§ Data entries
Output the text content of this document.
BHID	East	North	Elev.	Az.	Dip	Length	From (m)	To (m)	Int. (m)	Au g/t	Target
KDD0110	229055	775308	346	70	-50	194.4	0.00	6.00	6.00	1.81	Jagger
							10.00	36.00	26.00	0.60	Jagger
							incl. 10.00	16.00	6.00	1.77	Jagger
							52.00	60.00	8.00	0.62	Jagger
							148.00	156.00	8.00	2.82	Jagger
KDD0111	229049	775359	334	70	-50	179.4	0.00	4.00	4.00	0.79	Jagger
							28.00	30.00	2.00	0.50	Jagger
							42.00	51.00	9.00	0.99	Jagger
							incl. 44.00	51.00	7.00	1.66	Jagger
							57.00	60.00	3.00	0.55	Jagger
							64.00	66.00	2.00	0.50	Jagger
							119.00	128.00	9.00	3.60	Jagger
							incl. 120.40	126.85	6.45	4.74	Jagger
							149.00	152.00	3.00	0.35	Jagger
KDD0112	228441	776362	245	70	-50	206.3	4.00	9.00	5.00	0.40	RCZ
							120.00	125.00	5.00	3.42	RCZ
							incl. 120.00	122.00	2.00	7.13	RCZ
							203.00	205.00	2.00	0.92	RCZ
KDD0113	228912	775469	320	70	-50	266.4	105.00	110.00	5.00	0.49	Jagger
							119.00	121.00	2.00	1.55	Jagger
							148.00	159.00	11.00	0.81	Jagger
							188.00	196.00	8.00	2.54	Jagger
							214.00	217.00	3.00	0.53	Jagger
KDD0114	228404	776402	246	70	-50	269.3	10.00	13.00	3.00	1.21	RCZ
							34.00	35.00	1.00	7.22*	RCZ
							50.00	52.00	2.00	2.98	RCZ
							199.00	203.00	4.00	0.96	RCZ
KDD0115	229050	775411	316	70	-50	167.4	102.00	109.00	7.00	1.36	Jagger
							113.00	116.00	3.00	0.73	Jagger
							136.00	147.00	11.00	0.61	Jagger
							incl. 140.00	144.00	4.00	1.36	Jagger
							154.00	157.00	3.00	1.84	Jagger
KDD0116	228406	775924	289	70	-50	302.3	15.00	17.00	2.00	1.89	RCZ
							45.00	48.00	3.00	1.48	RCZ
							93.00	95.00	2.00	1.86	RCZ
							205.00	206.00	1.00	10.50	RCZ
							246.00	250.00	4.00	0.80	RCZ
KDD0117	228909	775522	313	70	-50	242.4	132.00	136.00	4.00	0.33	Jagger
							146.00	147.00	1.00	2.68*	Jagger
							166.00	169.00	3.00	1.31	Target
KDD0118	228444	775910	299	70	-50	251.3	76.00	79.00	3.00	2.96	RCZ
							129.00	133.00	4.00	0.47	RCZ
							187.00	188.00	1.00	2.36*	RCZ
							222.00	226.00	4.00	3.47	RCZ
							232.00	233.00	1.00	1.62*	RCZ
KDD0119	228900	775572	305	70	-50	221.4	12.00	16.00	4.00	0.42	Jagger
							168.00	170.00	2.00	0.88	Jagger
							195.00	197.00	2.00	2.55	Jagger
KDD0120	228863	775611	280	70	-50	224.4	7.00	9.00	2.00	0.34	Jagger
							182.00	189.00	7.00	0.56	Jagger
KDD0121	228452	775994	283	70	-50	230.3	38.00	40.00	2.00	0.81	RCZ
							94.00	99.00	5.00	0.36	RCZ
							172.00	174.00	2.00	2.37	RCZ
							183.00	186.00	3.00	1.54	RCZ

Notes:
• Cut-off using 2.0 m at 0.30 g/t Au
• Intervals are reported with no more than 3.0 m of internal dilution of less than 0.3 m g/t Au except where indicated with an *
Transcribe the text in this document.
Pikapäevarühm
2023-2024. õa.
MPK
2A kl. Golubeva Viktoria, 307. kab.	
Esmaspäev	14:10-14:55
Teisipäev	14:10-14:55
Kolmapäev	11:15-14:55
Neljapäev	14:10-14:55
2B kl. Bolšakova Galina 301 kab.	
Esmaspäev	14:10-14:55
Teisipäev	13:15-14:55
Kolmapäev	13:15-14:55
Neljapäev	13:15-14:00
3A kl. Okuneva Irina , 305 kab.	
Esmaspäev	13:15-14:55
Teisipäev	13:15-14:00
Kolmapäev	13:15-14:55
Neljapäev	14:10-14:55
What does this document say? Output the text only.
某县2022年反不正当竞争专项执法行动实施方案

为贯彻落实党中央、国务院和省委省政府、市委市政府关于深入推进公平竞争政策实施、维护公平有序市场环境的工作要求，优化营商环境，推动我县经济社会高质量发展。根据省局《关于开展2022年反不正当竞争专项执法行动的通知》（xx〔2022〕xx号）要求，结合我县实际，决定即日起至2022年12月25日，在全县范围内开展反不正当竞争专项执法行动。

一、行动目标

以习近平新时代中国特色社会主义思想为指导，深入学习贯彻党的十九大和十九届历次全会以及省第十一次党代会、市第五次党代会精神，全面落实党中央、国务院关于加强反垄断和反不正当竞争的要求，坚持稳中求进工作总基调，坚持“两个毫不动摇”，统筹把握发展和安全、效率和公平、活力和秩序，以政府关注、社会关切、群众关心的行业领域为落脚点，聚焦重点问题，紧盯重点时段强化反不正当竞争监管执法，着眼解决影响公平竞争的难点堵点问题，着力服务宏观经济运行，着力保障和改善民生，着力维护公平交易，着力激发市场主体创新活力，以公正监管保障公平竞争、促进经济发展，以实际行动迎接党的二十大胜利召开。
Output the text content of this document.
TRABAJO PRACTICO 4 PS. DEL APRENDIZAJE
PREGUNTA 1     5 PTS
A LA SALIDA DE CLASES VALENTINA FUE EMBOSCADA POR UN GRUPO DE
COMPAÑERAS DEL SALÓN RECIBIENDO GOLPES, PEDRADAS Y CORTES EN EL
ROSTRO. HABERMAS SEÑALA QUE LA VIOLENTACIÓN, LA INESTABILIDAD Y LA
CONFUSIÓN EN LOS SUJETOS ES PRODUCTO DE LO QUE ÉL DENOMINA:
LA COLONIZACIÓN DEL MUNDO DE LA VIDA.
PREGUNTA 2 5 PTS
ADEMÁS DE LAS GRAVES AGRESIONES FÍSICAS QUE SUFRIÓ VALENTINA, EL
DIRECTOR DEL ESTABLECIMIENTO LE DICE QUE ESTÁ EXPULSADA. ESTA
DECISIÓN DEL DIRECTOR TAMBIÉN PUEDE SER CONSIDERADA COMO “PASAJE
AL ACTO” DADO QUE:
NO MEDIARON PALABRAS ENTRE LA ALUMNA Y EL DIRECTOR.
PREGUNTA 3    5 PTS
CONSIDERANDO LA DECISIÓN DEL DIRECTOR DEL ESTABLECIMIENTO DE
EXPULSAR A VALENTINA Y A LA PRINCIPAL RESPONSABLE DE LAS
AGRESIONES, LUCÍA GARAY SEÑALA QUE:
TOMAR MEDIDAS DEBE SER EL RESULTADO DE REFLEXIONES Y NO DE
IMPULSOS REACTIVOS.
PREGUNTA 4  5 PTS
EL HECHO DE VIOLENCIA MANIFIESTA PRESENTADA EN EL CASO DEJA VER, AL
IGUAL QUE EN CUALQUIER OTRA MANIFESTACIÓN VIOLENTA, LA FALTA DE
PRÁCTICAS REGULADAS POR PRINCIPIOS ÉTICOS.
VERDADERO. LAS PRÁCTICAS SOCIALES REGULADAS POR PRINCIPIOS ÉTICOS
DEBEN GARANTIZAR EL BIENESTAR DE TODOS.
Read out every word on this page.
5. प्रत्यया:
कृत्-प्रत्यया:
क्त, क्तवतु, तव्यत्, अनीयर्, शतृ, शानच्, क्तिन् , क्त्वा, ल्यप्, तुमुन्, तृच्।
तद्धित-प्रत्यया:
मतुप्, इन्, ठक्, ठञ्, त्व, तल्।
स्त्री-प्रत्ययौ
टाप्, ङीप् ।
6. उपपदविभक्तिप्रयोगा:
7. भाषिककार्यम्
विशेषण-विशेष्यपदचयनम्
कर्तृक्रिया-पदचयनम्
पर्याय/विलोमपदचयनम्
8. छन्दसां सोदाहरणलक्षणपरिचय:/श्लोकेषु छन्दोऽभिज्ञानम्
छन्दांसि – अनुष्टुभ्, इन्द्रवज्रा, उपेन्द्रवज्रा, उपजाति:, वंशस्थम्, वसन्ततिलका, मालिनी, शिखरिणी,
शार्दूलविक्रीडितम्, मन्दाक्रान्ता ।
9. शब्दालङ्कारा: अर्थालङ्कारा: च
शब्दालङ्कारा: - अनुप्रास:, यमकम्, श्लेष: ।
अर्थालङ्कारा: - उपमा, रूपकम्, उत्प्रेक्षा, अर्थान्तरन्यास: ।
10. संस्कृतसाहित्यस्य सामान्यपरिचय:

§ Exercise instructions
Note how many lines of the material contain the string "Teisipäev". Then report that number by itself.

§ Response
3